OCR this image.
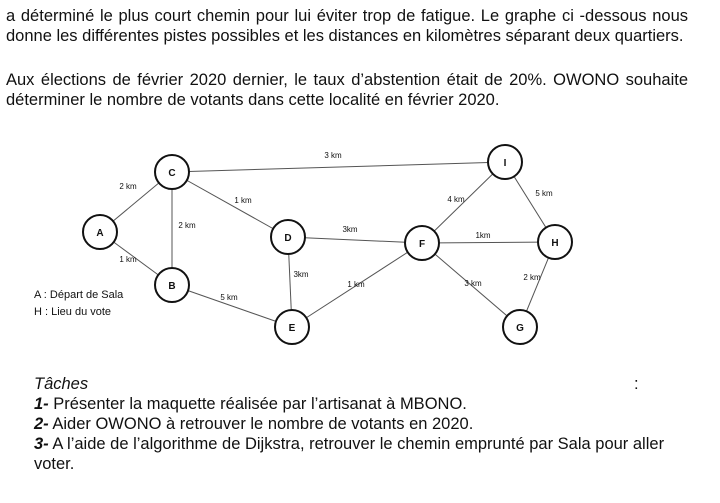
a déterminé le plus court chemin pour lui éviter trop de fatigue. Le graphe ci -dessous nous donne les différentes pistes possibles et les distances en kilomètres séparant deux quartiers.
Aux élections de février 2020 dernier, le taux d’abstention était de 20%. OWONO souhaite déterminer le nombre de votants dans cette localité en février 2020.
2 km
1 km
2 km
1 km
3 km
5 km
3km
3km
1 km
4 km
1km
3 km
5 km
2 km
A
B
C
D
E
F
G
H
I
A : Départ de Sala
H : Lieu du vote
Tâches	:
1- Présenter la maquette réalisée par l’artisanat à MBONO.
2- Aider OWONO à retrouver le nombre de votants en 2020.
3- A l’aide de l’algorithme de Dijkstra, retrouver le chemin emprunté par Sala pour aller voter.
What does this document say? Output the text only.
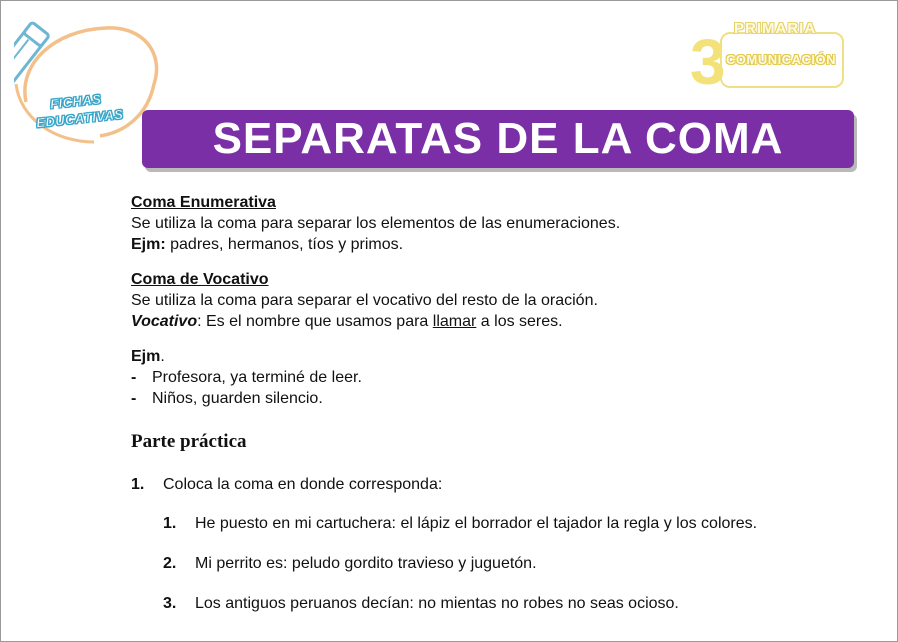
FICHAS
EDUCATIVAS
3 PRIMARIA
COMUNICACIÓN
SEPARATAS DE LA COMA
Coma Enumerativa
Se utiliza la coma para separar los elementos de las enumeraciones.
Ejm: padres, hermanos, tíos y primos.
Coma de Vocativo
Se utiliza la coma para separar el vocativo del resto de la oración.
Vocativo: Es el nombre que usamos para llamar a los seres.
Ejm.
- Profesora, ya terminé de leer.
- Niños, guarden silencio.
Parte práctica
1. Coloca la coma en donde corresponda:
1. He puesto en mi cartuchera: el lápiz el borrador el tajador la regla y los colores.
2. Mi perrito es: peludo gordito travieso y juguetón.
3. Los antiguos peruanos decían: no mientas no robes no seas ocioso.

Given instruction
Restate the full listing verbatim and drop every picture.

Solution for this exercise
OCR this image.
a déterminé le plus court chemin pour lui éviter trop de fatigue. Le graphe ci -dessous nous donne les différentes pistes possibles et les distances en kilomètres séparant deux quartiers.
Aux élections de février 2020 dernier, le taux d’abstention était de 20%. OWONO souhaite déterminer le nombre de votants dans cette localité en février 2020.
2 km
1 km
2 km
1 km
3 km
5 km
3km
3km
1 km
4 km
1km
3 km
5 km
2 km
A
B
C
D
E
F
G
H
I
A : Départ de Sala
H : Lieu du vote
Tâches	:
1- Présenter la maquette réalisée par l’artisanat à MBONO.
2- Aider OWONO à retrouver le nombre de votants en 2020.
3- A l’aide de l’algorithme de Dijkstra, retrouver le chemin emprunté par Sala pour aller voter.
What does this document say? Output the text only.
FICHAS
EDUCATIVAS
3 PRIMARIA
COMUNICACIÓN
SEPARATAS DE LA COMA
Coma Enumerativa
Se utiliza la coma para separar los elementos de las enumeraciones.
Ejm: padres, hermanos, tíos y primos.
Coma de Vocativo
Se utiliza la coma para separar el vocativo del resto de la oración.
Vocativo: Es el nombre que usamos para llamar a los seres.
Ejm.
- Profesora, ya terminé de leer.
- Niños, guarden silencio.
Parte práctica
1. Coloca la coma en donde corresponda:
1. He puesto en mi cartuchera: el lápiz el borrador el tajador la regla y los colores.
2. Mi perrito es: peludo gordito travieso y juguetón.
3. Los antiguos peruanos decían: no mientas no robes no seas ocioso.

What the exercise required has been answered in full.